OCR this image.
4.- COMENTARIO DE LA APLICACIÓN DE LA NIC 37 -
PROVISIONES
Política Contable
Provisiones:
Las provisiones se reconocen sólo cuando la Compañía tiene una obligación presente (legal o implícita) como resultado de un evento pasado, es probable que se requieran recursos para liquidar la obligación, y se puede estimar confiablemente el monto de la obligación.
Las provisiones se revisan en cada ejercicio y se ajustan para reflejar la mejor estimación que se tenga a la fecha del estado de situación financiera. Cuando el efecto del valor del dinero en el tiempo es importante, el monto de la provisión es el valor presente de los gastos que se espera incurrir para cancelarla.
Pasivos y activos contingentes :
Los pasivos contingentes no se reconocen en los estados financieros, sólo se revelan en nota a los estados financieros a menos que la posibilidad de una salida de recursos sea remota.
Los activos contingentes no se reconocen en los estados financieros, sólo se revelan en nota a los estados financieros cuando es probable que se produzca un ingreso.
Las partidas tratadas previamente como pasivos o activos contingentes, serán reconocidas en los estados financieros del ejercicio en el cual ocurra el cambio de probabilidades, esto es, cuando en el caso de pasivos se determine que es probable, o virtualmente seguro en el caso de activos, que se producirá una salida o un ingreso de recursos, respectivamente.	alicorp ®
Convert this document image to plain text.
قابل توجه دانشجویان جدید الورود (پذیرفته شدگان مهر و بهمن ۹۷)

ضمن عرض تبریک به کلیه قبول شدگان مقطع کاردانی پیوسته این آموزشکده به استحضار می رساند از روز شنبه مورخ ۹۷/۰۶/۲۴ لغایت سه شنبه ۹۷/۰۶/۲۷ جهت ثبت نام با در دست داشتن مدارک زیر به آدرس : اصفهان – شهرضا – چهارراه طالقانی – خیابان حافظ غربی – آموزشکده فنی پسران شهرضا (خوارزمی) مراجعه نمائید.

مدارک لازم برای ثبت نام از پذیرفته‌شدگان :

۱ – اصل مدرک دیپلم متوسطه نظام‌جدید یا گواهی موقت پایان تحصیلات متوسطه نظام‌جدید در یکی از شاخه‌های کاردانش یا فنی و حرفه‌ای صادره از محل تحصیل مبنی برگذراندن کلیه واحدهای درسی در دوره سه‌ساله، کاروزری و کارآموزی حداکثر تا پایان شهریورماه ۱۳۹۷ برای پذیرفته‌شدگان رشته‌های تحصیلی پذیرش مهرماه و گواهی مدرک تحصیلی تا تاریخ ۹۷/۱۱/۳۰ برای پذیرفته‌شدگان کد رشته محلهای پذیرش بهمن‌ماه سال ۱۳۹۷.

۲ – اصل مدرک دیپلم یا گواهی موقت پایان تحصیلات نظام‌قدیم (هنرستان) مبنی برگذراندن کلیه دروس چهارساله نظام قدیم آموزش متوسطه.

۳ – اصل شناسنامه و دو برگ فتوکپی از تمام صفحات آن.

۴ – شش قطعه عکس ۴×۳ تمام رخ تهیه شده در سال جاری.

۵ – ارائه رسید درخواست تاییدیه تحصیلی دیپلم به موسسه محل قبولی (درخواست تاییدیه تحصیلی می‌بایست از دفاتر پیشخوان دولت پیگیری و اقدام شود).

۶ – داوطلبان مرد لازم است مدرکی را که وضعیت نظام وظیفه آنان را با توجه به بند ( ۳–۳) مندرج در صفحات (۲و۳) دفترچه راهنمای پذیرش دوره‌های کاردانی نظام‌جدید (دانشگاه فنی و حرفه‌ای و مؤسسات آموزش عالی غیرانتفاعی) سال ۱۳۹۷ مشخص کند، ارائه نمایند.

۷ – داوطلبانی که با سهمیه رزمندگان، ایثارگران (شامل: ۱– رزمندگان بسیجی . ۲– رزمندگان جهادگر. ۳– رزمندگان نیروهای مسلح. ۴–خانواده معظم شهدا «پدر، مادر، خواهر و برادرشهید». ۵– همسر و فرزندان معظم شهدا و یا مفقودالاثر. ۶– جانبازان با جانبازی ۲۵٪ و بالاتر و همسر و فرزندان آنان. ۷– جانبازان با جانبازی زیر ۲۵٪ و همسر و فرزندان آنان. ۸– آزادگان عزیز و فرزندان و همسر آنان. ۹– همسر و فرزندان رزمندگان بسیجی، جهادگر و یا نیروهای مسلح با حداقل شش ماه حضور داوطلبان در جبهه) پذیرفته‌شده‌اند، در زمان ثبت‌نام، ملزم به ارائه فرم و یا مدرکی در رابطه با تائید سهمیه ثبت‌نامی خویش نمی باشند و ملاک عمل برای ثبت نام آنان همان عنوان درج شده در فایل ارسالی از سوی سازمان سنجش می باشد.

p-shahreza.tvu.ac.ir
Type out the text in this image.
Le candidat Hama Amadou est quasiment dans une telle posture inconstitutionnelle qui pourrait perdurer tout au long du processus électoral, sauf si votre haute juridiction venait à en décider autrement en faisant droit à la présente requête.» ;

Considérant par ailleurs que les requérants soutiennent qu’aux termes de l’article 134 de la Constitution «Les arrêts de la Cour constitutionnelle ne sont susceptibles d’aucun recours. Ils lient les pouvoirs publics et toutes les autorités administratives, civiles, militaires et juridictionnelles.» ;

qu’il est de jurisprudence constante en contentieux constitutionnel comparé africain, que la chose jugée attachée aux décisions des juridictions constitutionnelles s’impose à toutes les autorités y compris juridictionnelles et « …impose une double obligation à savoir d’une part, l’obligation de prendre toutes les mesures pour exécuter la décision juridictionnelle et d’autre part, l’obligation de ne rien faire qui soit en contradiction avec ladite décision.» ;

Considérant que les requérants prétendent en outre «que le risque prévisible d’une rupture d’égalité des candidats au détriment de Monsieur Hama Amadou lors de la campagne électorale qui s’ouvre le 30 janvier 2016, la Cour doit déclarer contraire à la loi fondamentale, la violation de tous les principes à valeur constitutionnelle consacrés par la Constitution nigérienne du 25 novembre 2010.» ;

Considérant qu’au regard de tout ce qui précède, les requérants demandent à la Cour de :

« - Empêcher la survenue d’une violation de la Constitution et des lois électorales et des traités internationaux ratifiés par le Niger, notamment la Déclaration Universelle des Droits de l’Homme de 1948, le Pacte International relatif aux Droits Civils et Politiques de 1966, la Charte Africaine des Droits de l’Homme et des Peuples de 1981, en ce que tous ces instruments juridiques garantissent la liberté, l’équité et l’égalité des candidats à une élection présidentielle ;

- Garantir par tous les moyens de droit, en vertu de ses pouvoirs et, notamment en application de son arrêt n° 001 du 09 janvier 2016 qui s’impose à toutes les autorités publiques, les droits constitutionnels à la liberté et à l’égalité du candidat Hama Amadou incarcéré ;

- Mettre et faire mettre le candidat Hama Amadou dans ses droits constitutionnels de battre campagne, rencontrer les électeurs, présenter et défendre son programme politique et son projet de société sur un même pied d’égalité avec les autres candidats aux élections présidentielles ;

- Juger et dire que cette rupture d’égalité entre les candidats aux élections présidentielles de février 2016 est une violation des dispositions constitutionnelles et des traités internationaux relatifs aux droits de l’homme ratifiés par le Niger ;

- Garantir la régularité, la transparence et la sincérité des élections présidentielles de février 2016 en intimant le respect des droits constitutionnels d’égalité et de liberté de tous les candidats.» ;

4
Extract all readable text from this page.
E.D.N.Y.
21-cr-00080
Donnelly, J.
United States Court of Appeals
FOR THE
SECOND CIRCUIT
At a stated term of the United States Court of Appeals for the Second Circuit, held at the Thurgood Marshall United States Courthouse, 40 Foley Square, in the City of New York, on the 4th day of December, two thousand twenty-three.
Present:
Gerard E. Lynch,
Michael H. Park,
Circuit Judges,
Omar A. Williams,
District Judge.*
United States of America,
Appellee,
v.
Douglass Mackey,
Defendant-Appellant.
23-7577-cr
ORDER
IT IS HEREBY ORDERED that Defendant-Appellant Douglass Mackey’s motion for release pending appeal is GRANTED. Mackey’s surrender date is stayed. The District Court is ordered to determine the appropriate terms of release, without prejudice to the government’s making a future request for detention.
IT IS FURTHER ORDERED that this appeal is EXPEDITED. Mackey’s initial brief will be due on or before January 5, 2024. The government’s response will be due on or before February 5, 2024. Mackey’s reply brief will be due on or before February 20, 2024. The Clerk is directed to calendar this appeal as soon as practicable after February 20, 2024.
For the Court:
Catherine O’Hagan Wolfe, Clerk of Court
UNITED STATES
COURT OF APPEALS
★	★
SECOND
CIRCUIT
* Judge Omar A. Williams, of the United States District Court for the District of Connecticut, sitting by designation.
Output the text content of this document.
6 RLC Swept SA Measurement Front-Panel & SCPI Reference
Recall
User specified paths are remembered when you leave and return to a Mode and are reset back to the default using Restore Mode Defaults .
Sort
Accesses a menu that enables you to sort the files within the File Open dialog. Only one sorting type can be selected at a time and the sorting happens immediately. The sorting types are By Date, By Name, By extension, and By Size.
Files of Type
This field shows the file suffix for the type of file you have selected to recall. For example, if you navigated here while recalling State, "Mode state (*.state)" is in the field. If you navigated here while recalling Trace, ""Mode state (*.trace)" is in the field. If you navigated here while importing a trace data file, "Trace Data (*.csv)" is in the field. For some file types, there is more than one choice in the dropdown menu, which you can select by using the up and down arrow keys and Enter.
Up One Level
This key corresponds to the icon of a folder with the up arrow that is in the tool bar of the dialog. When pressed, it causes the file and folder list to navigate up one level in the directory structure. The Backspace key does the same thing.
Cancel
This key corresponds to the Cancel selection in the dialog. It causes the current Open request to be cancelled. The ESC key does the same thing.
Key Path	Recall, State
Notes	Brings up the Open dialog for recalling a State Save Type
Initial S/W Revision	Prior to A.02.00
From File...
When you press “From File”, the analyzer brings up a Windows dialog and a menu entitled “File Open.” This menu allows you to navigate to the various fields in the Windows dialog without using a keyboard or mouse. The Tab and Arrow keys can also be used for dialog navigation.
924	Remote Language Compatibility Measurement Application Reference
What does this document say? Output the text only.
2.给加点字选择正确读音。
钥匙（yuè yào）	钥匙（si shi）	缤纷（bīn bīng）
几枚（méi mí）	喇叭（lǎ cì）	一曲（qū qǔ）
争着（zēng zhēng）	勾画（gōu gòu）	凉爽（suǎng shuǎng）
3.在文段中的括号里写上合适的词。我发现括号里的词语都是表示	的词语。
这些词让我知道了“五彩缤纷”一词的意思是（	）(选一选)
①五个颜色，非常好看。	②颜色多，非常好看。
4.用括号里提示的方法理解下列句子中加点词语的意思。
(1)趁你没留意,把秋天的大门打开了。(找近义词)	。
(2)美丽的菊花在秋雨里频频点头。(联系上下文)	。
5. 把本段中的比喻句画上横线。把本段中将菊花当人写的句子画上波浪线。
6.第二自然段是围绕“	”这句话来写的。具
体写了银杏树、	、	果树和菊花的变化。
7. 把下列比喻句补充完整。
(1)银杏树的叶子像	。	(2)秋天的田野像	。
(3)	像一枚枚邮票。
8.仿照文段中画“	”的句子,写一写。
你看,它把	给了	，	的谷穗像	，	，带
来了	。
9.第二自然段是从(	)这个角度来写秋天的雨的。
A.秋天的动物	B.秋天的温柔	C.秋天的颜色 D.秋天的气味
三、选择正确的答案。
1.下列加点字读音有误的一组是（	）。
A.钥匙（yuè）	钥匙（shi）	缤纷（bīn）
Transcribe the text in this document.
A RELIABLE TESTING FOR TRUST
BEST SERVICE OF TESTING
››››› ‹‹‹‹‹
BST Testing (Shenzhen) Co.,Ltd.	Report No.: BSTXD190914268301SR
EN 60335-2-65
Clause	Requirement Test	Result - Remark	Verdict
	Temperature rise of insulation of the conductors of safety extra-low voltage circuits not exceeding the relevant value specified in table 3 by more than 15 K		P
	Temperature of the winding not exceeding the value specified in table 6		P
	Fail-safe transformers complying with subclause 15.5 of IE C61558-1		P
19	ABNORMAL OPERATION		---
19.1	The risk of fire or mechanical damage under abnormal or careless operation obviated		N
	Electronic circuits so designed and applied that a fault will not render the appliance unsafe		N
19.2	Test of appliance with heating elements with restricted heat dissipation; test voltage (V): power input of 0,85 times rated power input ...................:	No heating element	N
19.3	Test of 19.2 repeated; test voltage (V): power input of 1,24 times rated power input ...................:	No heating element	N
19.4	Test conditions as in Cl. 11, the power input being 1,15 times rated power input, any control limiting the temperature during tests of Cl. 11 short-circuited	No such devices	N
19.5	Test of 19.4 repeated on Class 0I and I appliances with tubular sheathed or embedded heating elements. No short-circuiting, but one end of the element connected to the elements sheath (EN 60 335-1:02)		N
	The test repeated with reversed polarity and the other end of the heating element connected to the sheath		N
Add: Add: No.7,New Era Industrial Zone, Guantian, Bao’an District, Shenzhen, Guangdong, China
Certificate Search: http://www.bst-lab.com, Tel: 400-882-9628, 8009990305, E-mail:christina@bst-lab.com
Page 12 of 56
□ □ □ □ □ □ □
**EXERCISE PROMPT:** Find and copy each line above that includes the string "causes".

**COMPLETE OUTPUT:**
This key corresponds to the icon of a folder with the up arrow that is in the tool bar of the dialog. When pressed, it causes the file and folder list to navigate up one level in the directory structure. The Backspace key does the same thing.
This key corresponds to the Cancel selection in the dialog. It causes the current Open request to be cancelled. The ESC key does the same thing.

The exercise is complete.